> _What is required_
Retype the material word for word.

> _Records shown_
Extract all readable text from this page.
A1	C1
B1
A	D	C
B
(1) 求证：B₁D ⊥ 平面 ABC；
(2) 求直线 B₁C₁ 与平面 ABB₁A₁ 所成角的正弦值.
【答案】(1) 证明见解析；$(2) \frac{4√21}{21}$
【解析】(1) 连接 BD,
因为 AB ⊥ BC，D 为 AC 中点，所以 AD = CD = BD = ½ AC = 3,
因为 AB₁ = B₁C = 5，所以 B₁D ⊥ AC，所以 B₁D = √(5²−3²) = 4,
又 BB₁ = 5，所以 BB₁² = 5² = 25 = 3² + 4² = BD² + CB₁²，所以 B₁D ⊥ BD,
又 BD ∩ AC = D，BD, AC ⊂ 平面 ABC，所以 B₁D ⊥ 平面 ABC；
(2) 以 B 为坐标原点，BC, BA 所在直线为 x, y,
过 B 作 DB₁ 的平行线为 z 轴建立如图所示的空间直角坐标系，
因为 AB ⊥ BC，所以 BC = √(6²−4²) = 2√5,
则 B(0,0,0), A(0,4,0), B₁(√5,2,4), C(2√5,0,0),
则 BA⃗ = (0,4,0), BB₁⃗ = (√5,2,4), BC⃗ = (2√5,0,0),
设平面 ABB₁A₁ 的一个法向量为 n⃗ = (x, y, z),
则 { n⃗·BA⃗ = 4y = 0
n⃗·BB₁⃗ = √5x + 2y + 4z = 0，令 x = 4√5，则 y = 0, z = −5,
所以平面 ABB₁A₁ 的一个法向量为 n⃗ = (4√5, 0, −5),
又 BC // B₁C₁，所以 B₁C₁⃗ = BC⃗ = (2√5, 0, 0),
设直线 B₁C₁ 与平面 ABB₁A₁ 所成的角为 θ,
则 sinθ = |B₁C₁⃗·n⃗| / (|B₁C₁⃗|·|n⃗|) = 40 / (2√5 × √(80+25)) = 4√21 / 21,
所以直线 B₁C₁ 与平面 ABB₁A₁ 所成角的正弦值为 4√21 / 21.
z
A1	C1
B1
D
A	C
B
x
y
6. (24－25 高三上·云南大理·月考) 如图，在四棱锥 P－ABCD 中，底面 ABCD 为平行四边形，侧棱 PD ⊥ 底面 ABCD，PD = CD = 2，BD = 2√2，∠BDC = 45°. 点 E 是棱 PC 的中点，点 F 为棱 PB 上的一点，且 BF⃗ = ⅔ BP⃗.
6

> _Exercise answer_
Extract all readable text from this page.
A1	C1
B1
A	D	C
B
(1) 求证：B₁D ⊥ 平面 ABC；
(2) 求直线 B₁C₁ 与平面 ABB₁A₁ 所成角的正弦值.
【答案】(1) 证明见解析；$(2) \frac{4√21}{21}$
【解析】(1) 连接 BD,
因为 AB ⊥ BC，D 为 AC 中点，所以 AD = CD = BD = ½ AC = 3,
因为 AB₁ = B₁C = 5，所以 B₁D ⊥ AC，所以 B₁D = √(5²−3²) = 4,
又 BB₁ = 5，所以 BB₁² = 5² = 25 = 3² + 4² = BD² + CB₁²，所以 B₁D ⊥ BD,
又 BD ∩ AC = D，BD, AC ⊂ 平面 ABC，所以 B₁D ⊥ 平面 ABC；
(2) 以 B 为坐标原点，BC, BA 所在直线为 x, y,
过 B 作 DB₁ 的平行线为 z 轴建立如图所示的空间直角坐标系，
因为 AB ⊥ BC，所以 BC = √(6²−4²) = 2√5,
则 B(0,0,0), A(0,4,0), B₁(√5,2,4), C(2√5,0,0),
则 BA⃗ = (0,4,0), BB₁⃗ = (√5,2,4), BC⃗ = (2√5,0,0),
设平面 ABB₁A₁ 的一个法向量为 n⃗ = (x, y, z),
则 { n⃗·BA⃗ = 4y = 0
n⃗·BB₁⃗ = √5x + 2y + 4z = 0，令 x = 4√5，则 y = 0, z = −5,
所以平面 ABB₁A₁ 的一个法向量为 n⃗ = (4√5, 0, −5),
又 BC // B₁C₁，所以 B₁C₁⃗ = BC⃗ = (2√5, 0, 0),
设直线 B₁C₁ 与平面 ABB₁A₁ 所成的角为 θ,
则 sinθ = |B₁C₁⃗·n⃗| / (|B₁C₁⃗|·|n⃗|) = 40 / (2√5 × √(80+25)) = 4√21 / 21,
所以直线 B₁C₁ 与平面 ABB₁A₁ 所成角的正弦值为 4√21 / 21.
z
A1	C1
B1
D
A	C
B
x
y
6. (24－25 高三上·云南大理·月考) 如图，在四棱锥 P－ABCD 中，底面 ABCD 为平行四边形，侧棱 PD ⊥ 底面 ABCD，PD = CD = 2，BD = 2√2，∠BDC = 45°. 点 E 是棱 PC 的中点，点 F 为棱 PB 上的一点，且 BF⃗ = ⅔ BP⃗.
6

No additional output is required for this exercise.